# 本文抜粋
· · · · ·
大切な風景や時間を残しておきたい、という気持ちがあります。カメラにしても録音にしても、そんな人類の残したい気持ち(といったらおおげさですが)を、技術によって具現化したものではないかと思います。小説や詩などの文芸作品でも、ある特別な雰囲気や気持ちを文章のなかに閉じ込めて、自分はもちろん読者のこころのなかに再現できるようにしたいから書いていることもあります。そもそも日記はそういうものかもしれない。きょうのできごとはぜったに忘れたくない、だから書き留めておく、ということもある。いいことにしても悪いことにしても、です。

しかしながら、忘れないでおくことが幸せなのかどうか、いろんなものを残しておくと部屋も心の引き出しもいっぱいになるのではないか、もっとシンプルに抱え込まずに生きていけないか、ということをちょっと考えました。
· · · · ·
# 抜粋データ
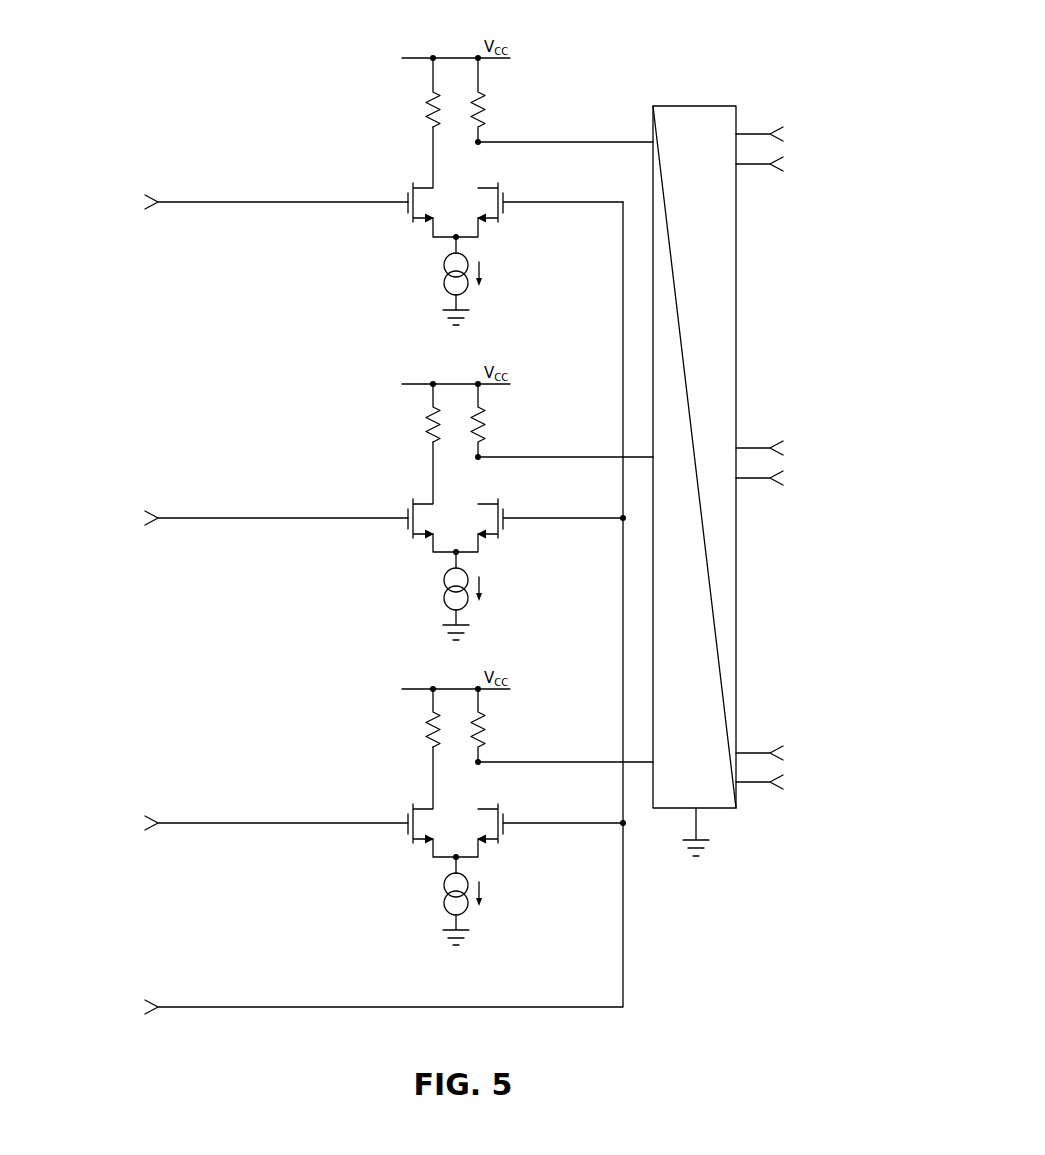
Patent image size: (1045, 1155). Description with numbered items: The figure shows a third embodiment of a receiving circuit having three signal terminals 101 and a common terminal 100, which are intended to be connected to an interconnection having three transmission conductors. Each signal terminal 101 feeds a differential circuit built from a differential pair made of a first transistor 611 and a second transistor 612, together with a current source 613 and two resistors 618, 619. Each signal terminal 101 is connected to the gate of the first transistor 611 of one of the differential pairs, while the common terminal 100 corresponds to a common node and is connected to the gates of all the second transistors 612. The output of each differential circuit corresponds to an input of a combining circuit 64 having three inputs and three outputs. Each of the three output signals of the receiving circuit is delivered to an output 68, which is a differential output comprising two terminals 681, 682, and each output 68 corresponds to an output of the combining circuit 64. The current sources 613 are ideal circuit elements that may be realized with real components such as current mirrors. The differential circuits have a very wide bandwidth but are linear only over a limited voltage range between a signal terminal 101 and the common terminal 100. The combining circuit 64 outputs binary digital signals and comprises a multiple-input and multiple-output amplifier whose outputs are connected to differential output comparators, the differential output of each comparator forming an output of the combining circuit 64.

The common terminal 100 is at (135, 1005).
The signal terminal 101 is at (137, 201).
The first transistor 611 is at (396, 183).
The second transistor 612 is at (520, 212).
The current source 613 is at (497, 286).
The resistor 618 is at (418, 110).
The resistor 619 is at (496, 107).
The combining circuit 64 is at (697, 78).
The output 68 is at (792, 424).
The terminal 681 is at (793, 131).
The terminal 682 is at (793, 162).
· · · · ·
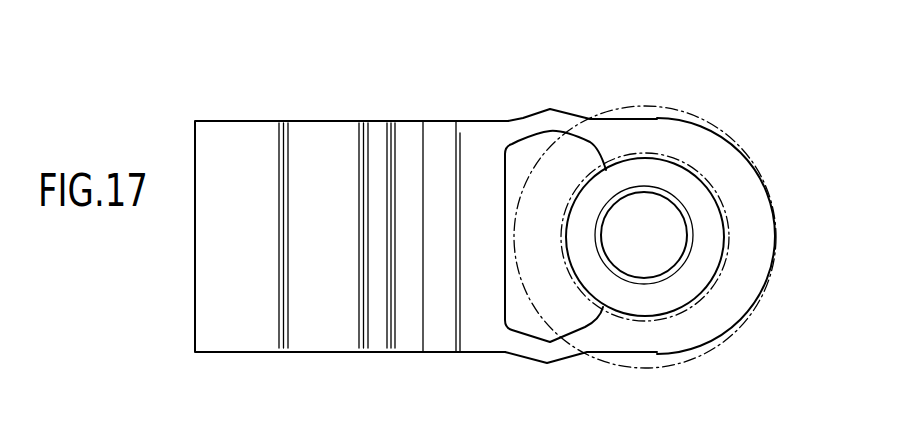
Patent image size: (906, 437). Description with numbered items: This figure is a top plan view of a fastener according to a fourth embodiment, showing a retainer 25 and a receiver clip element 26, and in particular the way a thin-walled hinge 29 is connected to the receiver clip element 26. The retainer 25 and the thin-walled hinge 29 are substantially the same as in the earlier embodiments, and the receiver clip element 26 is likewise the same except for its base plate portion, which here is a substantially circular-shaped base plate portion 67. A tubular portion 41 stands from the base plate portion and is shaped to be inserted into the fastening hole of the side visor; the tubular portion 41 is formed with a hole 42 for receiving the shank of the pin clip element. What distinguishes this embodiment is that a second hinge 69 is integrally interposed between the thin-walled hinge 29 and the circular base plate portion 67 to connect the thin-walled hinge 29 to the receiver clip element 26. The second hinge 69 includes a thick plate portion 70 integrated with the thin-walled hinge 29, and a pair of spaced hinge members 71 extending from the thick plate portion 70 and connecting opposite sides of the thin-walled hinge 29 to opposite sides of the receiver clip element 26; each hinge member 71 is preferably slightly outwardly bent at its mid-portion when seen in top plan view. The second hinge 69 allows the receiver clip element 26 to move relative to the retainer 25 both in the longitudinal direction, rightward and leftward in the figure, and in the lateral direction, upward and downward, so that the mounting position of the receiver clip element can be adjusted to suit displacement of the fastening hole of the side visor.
· · · · ·
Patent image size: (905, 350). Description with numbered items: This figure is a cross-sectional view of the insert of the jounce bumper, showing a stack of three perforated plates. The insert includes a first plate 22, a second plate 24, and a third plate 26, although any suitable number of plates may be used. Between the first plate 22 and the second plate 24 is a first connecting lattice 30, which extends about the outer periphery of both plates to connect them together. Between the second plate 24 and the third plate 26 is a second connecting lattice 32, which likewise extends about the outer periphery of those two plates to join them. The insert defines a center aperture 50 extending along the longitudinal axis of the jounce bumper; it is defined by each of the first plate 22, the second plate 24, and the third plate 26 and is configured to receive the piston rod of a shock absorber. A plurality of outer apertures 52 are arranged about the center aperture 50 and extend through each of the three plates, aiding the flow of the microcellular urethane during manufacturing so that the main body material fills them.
· · · · ·
# 課題の目的
本文抜粋では、小説や詩などの文芸作品を書くのはなぜだとされているか。一〜三文で説明してください。 資料は本文抜粋とは関係がない。

# 解答全文
ある特別な雰囲気や気持ちを文章のなかに閉じ込めたいからである。そうすることで、書き手自身はもちろん、読者のこころのなかにもそれを再現できるようにしたいのである。